→ **WHAT YOU NEED TO DO**
Lines that hold the word "Checklists" should be located and copied.

→ **RECORDS SHOWN**
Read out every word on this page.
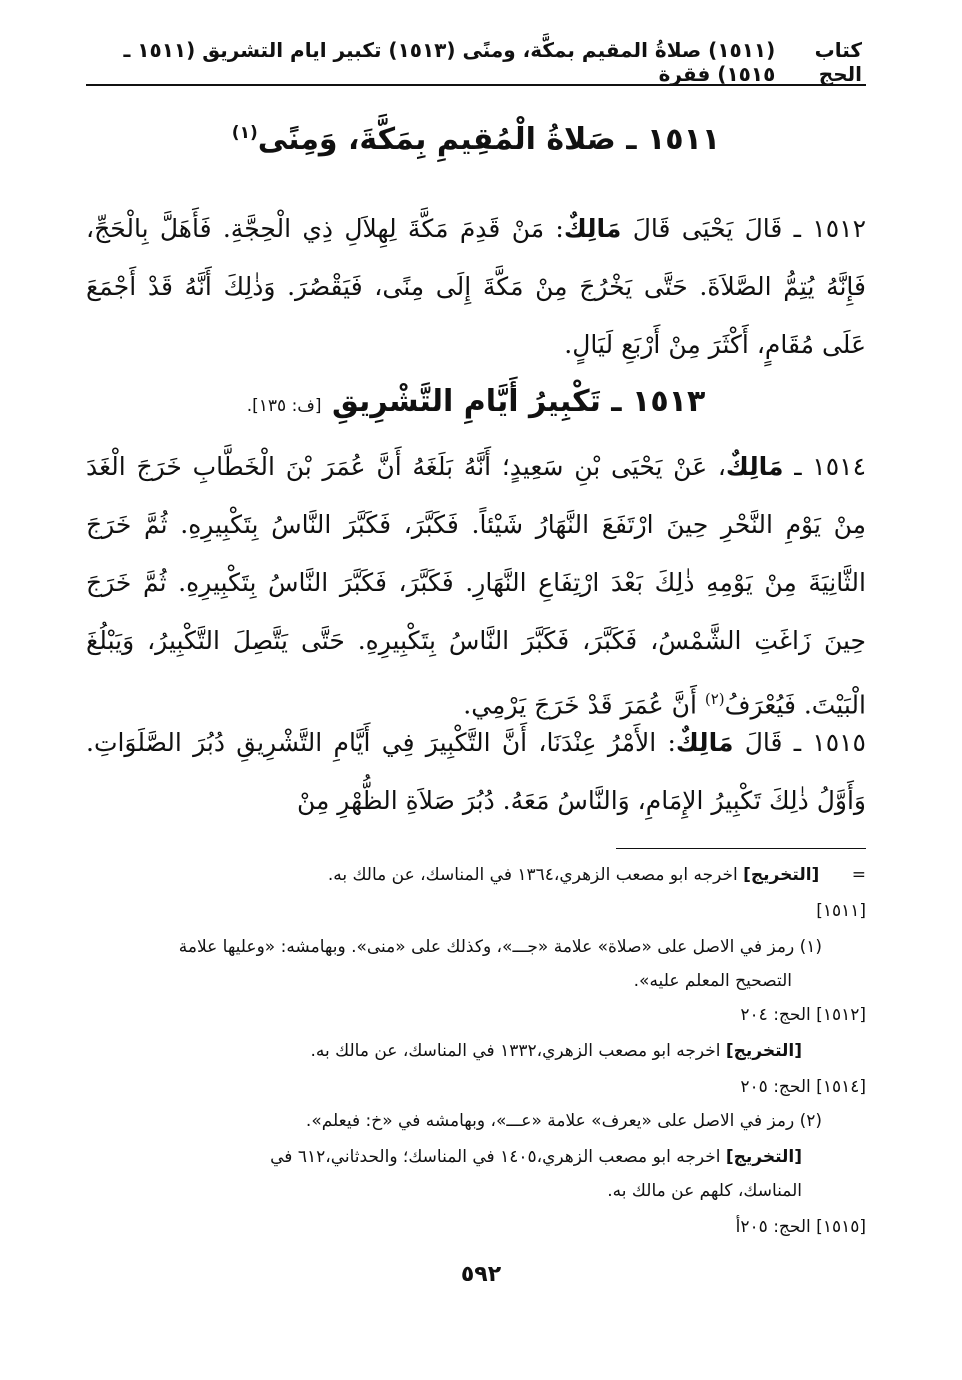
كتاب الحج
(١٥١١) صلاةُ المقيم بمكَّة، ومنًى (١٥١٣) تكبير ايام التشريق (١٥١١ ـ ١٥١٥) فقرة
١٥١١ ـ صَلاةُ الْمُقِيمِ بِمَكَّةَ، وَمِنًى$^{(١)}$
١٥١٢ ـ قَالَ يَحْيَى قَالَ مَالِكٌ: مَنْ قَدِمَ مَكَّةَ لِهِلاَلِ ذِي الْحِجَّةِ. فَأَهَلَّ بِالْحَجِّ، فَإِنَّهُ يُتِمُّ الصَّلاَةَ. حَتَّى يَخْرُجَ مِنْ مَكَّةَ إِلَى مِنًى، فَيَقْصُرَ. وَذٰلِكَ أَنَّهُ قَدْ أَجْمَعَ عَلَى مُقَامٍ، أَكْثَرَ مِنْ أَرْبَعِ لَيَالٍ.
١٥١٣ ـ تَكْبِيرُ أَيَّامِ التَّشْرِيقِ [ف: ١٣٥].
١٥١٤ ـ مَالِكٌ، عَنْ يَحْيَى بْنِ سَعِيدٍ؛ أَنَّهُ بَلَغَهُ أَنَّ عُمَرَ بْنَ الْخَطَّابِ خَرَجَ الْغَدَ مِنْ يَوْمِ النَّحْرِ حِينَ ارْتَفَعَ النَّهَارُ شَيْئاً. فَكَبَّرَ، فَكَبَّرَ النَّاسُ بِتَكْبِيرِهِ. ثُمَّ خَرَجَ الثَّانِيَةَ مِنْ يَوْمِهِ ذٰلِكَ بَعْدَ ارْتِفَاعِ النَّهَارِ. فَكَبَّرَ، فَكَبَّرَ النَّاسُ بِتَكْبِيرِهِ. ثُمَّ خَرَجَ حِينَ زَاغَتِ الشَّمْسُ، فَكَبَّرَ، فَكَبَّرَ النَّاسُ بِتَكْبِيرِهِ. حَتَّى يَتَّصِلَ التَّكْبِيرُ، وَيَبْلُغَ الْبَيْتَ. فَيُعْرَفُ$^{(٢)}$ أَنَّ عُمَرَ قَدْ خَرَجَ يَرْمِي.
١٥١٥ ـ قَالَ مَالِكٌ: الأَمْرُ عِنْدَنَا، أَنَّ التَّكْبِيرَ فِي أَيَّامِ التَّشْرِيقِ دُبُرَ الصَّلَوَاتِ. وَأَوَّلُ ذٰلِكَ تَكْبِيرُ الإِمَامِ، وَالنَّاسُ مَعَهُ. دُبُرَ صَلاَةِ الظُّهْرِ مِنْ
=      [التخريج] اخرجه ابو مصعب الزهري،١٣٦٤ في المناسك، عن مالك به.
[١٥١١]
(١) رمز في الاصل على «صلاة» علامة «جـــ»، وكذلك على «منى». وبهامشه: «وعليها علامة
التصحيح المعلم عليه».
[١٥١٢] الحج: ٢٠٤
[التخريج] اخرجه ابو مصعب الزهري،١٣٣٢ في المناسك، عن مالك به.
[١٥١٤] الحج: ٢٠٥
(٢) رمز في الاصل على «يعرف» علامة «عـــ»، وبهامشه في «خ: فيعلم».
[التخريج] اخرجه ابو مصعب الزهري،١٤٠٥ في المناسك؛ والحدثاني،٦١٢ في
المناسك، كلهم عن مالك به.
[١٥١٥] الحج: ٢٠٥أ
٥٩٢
--
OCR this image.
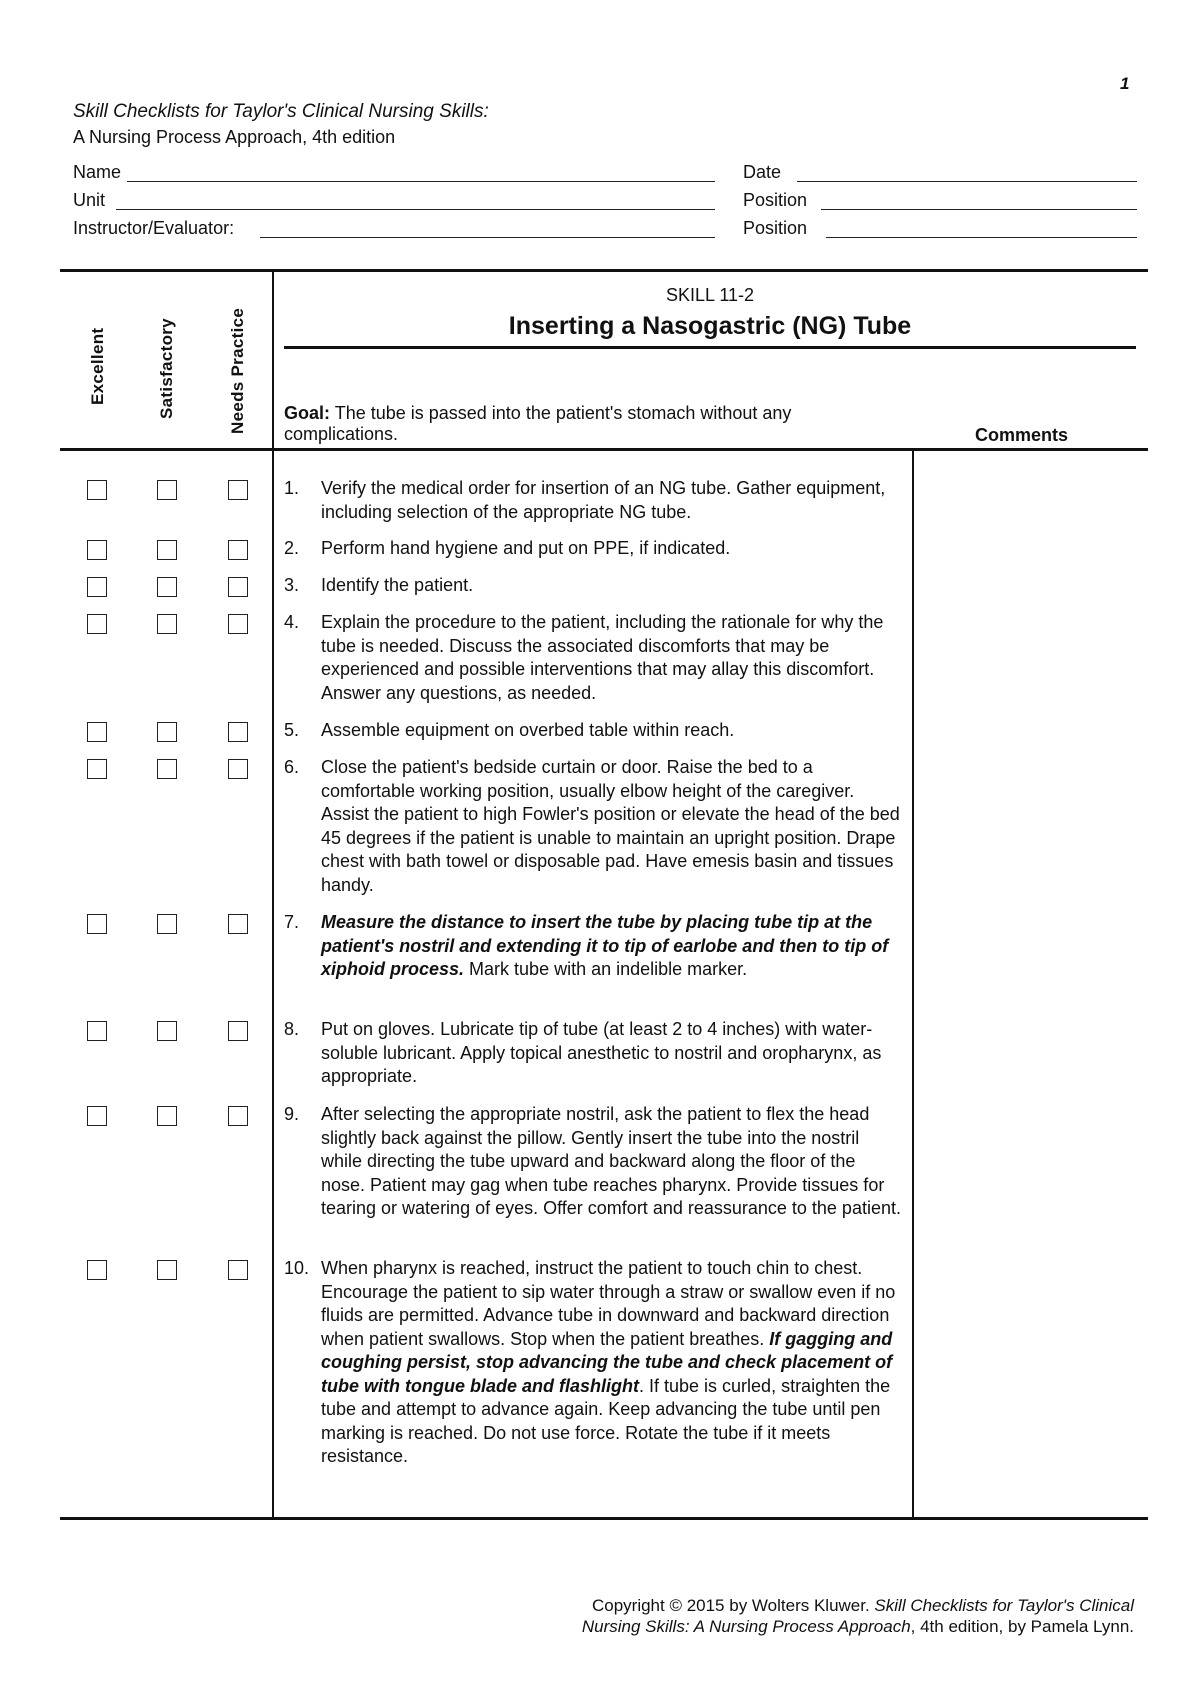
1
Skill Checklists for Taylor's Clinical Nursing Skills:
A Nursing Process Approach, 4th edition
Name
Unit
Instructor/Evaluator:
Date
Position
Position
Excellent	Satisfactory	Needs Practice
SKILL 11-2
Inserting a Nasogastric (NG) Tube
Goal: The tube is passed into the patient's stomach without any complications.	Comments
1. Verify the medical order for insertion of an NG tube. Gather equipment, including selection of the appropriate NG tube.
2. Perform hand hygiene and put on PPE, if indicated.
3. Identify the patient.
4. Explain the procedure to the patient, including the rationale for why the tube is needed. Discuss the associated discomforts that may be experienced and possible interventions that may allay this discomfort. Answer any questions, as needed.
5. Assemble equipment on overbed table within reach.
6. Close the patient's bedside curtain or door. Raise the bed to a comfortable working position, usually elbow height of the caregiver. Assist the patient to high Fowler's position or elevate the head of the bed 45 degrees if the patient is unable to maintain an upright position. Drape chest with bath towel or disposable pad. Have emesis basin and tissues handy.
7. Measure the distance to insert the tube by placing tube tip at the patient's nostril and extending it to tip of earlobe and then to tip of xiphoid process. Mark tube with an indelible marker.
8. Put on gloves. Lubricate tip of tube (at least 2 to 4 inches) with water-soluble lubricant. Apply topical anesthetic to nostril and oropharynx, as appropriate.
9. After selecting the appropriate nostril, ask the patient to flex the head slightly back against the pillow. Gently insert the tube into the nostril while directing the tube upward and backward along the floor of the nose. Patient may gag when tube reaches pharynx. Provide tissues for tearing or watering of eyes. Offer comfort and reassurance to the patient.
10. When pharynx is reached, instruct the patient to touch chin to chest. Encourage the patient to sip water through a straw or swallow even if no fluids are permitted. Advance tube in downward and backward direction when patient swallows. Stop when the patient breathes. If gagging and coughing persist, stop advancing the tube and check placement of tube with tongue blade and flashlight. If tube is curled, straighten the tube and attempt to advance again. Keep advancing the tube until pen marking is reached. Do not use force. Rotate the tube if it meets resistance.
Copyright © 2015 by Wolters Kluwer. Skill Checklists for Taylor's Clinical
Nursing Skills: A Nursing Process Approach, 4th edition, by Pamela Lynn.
--
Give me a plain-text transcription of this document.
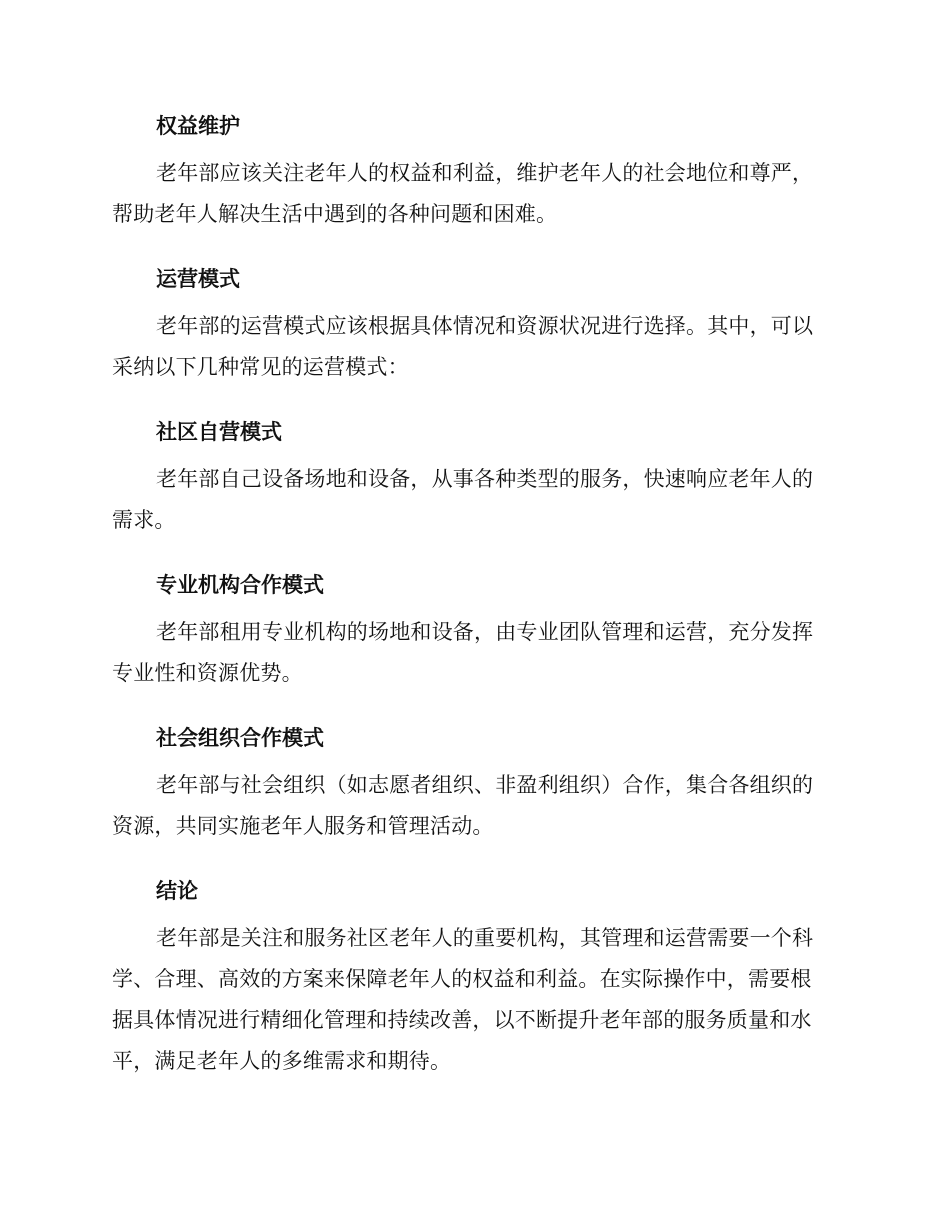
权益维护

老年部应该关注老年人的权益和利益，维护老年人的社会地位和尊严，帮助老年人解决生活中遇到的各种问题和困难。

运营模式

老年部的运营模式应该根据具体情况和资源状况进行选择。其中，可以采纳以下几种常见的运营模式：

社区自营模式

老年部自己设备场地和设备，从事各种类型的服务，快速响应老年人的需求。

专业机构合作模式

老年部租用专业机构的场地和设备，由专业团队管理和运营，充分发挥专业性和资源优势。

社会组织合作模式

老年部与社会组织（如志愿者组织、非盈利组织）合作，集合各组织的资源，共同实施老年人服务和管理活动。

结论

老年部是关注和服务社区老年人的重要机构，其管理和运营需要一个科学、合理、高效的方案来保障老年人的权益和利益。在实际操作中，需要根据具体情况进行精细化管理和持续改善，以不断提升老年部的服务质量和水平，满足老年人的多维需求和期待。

→ **OUTPUT OF THE EXERCISE**
Skill Checklists for Taylor's Clinical Nursing Skills:
Copyright © 2015 by Wolters Kluwer. Skill Checklists for Taylor's Clinical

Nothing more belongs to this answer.